### Information shown
..........
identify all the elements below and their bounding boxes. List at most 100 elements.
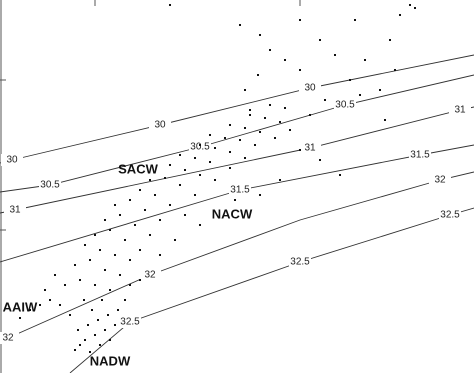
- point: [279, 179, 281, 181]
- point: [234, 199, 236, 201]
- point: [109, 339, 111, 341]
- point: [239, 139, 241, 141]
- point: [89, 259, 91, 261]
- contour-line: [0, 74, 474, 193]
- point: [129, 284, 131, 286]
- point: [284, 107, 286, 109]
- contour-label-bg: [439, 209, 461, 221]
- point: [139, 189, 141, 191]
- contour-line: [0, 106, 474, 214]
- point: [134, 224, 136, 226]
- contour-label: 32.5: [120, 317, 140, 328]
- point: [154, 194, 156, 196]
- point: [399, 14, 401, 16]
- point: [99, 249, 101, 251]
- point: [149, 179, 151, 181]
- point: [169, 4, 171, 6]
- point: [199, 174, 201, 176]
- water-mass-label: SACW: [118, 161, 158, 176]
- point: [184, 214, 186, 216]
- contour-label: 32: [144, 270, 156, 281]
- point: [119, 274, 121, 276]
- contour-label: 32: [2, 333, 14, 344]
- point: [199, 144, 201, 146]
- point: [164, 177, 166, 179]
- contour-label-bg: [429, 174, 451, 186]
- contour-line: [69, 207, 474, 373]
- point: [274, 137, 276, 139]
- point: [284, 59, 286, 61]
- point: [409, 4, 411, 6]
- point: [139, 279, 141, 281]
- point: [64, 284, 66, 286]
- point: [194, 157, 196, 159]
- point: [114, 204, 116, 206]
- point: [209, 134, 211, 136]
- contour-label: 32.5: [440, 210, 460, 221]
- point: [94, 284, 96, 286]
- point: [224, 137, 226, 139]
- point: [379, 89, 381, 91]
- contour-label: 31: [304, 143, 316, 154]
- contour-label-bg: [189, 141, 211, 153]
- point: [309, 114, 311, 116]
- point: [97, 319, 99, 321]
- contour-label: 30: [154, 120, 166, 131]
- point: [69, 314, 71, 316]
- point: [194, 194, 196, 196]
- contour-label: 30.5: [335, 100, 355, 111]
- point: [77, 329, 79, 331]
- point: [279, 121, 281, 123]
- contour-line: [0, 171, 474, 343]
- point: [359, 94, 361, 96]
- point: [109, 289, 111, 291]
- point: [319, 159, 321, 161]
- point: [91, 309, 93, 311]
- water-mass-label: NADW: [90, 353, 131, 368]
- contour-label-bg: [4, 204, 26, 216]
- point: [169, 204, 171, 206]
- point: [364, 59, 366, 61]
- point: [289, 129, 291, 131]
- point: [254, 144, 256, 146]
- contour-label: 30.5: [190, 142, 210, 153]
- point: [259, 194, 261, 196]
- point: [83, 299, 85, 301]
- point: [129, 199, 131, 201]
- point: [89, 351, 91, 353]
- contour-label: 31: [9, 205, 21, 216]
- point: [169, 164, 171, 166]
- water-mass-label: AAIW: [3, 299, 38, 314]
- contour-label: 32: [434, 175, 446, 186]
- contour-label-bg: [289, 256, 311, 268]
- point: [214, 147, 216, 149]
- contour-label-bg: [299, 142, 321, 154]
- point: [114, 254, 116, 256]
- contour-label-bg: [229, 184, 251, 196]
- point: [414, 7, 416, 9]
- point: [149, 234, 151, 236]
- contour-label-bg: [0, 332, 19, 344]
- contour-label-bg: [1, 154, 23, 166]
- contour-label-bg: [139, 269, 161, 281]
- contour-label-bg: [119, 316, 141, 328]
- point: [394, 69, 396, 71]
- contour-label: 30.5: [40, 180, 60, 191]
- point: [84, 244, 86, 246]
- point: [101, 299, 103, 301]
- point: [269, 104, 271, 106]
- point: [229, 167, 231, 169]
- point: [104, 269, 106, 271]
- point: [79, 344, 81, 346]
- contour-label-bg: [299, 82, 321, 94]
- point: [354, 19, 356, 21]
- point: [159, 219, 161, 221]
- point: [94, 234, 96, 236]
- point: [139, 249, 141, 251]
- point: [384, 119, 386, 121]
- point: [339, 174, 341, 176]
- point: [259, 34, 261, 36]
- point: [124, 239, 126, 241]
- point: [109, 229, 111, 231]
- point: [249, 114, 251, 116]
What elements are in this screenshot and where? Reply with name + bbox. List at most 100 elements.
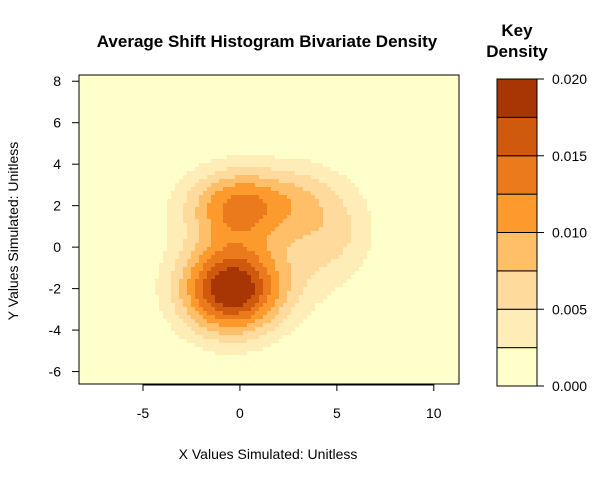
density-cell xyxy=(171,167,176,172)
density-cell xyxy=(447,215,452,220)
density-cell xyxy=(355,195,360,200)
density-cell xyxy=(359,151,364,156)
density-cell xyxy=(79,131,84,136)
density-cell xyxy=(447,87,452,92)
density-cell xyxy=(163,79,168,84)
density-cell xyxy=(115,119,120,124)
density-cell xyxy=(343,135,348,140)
..........
### Written request
Reproduce every one of the entries above verbatim, leaving out the pictures.

### Response to the exercise
identify all the elements below and their bounding boxes. List at most 100 elements.
- point: [279, 179, 281, 181]
- point: [234, 199, 236, 201]
- point: [109, 339, 111, 341]
- point: [239, 139, 241, 141]
- point: [89, 259, 91, 261]
- contour-line: [0, 74, 474, 193]
- point: [129, 284, 131, 286]
- point: [284, 107, 286, 109]
- contour-label-bg: [439, 209, 461, 221]
- point: [139, 189, 141, 191]
- contour-line: [0, 106, 474, 214]
- point: [134, 224, 136, 226]
- contour-label: 32.5: [120, 317, 140, 328]
- point: [154, 194, 156, 196]
- point: [399, 14, 401, 16]
- point: [99, 249, 101, 251]
- point: [149, 179, 151, 181]
- point: [169, 4, 171, 6]
- point: [199, 174, 201, 176]
- water-mass-label: SACW: [118, 161, 158, 176]
- point: [184, 214, 186, 216]
- contour-label: 32: [144, 270, 156, 281]
- point: [119, 274, 121, 276]
- contour-label: 32: [2, 333, 14, 344]
- point: [199, 144, 201, 146]
- point: [164, 177, 166, 179]
- contour-label-bg: [429, 174, 451, 186]
- contour-line: [69, 207, 474, 373]
- point: [274, 137, 276, 139]
- point: [284, 59, 286, 61]
- point: [409, 4, 411, 6]
- point: [139, 279, 141, 281]
- point: [64, 284, 66, 286]
- point: [194, 157, 196, 159]
- point: [114, 204, 116, 206]
- point: [209, 134, 211, 136]
- contour-label: 32.5: [440, 210, 460, 221]
- point: [94, 284, 96, 286]
- point: [224, 137, 226, 139]
- point: [379, 89, 381, 91]
- contour-label: 31: [304, 143, 316, 154]
- contour-label-bg: [189, 141, 211, 153]
- point: [309, 114, 311, 116]
- point: [97, 319, 99, 321]
- contour-label: 30: [154, 120, 166, 131]
- point: [69, 314, 71, 316]
- point: [194, 194, 196, 196]
- contour-label: 30.5: [335, 100, 355, 111]
- point: [77, 329, 79, 331]
- point: [279, 121, 281, 123]
- contour-line: [0, 171, 474, 343]
- point: [359, 94, 361, 96]
- point: [109, 289, 111, 291]
- point: [319, 159, 321, 161]
- point: [91, 309, 93, 311]
- water-mass-label: NADW: [90, 353, 131, 368]
- contour-label-bg: [4, 204, 26, 216]
- point: [169, 204, 171, 206]
- point: [364, 59, 366, 61]
- point: [289, 129, 291, 131]
- point: [254, 144, 256, 146]
- contour-label: 30.5: [190, 142, 210, 153]
- point: [259, 194, 261, 196]
- point: [83, 299, 85, 301]
- point: [129, 199, 131, 201]
- point: [89, 351, 91, 353]
- contour-label: 31: [9, 205, 21, 216]
- point: [169, 164, 171, 166]
- water-mass-label: AAIW: [3, 299, 38, 314]
- contour-label: 32: [434, 175, 446, 186]
- contour-label-bg: [289, 256, 311, 268]
- point: [214, 147, 216, 149]
- contour-label-bg: [299, 142, 321, 154]
- point: [114, 254, 116, 256]
- contour-label-bg: [229, 184, 251, 196]
- point: [414, 7, 416, 9]
- point: [149, 234, 151, 236]
- contour-label-bg: [0, 332, 19, 344]
- contour-label-bg: [1, 154, 23, 166]
- contour-label-bg: [139, 269, 161, 281]
- contour-label-bg: [119, 316, 141, 328]
- point: [394, 69, 396, 71]
- contour-label: 30.5: [40, 180, 60, 191]
- point: [84, 244, 86, 246]
- point: [101, 299, 103, 301]
- point: [269, 104, 271, 106]
- point: [229, 167, 231, 169]
- point: [104, 269, 106, 271]
- point: [79, 344, 81, 346]
- contour-label-bg: [299, 82, 321, 94]
- point: [354, 19, 356, 21]
- point: [159, 219, 161, 221]
- point: [94, 234, 96, 236]
- point: [139, 249, 141, 251]
- point: [384, 119, 386, 121]
- point: [339, 174, 341, 176]
- point: [259, 34, 261, 36]
- point: [124, 239, 126, 241]
- point: [109, 229, 111, 231]
- point: [249, 114, 251, 116]
What elements are in this screenshot and where? Reply with name + bbox. List at most 100 elements.
density-cell xyxy=(171,167,176,172)
density-cell xyxy=(447,215,452,220)
density-cell xyxy=(355,195,360,200)
density-cell xyxy=(359,151,364,156)
density-cell xyxy=(79,131,84,136)
density-cell xyxy=(447,87,452,92)
density-cell xyxy=(163,79,168,84)
density-cell xyxy=(115,119,120,124)
density-cell xyxy=(343,135,348,140)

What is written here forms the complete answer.